* **Given task**
Find each line with the word "Pezinku" and copy it.

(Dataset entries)
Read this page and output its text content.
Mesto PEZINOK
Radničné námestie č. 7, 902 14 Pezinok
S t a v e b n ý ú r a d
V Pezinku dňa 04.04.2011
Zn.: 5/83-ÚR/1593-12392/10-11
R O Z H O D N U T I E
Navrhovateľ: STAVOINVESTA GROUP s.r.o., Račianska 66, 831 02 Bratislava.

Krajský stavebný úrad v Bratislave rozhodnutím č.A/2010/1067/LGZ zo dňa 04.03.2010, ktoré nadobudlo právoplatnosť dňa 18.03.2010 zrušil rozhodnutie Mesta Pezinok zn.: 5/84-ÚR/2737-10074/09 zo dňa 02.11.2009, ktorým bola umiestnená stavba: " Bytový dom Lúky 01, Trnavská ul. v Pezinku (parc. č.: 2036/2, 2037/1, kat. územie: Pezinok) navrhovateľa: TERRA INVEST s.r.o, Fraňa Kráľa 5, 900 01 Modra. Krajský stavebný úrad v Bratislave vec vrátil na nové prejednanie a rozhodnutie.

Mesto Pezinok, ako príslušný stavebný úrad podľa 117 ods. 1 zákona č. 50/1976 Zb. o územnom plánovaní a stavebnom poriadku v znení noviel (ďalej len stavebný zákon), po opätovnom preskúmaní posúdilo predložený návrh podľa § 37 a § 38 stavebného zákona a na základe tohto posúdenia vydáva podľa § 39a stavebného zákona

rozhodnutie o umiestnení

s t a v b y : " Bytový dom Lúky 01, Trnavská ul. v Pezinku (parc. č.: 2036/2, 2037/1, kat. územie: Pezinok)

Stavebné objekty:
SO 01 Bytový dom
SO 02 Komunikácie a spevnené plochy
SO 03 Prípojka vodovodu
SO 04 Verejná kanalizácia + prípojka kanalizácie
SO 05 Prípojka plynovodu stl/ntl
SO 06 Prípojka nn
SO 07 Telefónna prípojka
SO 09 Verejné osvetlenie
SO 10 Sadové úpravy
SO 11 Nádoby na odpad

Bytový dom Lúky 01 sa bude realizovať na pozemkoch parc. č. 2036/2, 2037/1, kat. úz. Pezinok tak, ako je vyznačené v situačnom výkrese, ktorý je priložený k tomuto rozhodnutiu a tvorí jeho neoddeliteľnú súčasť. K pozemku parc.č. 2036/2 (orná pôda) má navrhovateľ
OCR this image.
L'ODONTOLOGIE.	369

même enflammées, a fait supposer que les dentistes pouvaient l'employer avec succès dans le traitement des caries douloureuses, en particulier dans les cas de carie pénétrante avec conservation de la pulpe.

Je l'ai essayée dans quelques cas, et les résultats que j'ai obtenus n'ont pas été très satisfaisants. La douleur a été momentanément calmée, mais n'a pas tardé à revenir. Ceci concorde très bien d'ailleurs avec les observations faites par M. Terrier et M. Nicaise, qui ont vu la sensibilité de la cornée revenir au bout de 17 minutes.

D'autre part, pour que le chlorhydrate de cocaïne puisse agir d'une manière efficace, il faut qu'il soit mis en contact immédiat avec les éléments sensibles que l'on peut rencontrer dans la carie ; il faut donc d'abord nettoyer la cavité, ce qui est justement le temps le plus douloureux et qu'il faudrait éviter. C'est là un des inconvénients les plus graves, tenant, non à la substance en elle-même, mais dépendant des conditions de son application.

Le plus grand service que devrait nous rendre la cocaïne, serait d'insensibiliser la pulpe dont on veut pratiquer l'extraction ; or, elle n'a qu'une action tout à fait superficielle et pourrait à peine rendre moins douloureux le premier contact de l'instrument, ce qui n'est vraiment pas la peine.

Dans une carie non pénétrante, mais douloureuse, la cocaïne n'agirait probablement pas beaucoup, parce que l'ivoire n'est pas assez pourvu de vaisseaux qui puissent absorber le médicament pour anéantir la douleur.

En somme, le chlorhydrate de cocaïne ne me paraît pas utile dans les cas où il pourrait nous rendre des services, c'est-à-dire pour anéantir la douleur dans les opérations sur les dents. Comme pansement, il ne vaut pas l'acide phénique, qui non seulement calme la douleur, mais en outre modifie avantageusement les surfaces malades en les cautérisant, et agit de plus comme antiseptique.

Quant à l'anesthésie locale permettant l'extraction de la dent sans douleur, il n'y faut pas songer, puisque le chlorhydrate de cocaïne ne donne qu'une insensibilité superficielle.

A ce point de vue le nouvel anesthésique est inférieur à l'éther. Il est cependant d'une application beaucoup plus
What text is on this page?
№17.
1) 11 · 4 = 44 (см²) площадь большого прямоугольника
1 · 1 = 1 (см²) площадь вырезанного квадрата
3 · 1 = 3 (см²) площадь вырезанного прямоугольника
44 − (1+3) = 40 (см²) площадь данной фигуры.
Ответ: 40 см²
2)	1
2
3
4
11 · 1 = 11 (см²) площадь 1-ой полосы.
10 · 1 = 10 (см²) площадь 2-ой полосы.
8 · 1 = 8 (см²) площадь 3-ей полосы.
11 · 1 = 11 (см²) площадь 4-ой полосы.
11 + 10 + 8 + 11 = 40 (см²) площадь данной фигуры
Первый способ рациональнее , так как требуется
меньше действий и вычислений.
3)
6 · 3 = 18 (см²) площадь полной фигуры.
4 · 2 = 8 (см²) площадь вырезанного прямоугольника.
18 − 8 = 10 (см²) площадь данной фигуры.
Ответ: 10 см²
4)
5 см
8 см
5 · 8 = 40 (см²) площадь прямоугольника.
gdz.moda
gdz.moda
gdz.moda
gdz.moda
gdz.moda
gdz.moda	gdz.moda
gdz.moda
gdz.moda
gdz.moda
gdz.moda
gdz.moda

* **Solution below**
V Pezinku dňa 04.04.2011
Krajský stavebný úrad v Bratislave rozhodnutím č.A/2010/1067/LGZ zo dňa 04.03.2010, ktoré nadobudlo právoplatnosť dňa 18.03.2010 zrušil rozhodnutie Mesta Pezinok zn.: 5/84-ÚR/2737-10074/09 zo dňa 02.11.2009, ktorým bola umiestnená stavba: " Bytový dom Lúky 01, Trnavská ul. v Pezinku (parc. č.: 2036/2, 2037/1, kat. územie: Pezinok) navrhovateľa: TERRA INVEST s.r.o, Fraňa Kráľa 5, 900 01 Modra. Krajský stavebný úrad v Bratislave vec vrátil na nové prejednanie a rozhodnutie.
s t a v b y : " Bytový dom Lúky 01, Trnavská ul. v Pezinku (parc. č.: 2036/2, 2037/1, kat. územie: Pezinok)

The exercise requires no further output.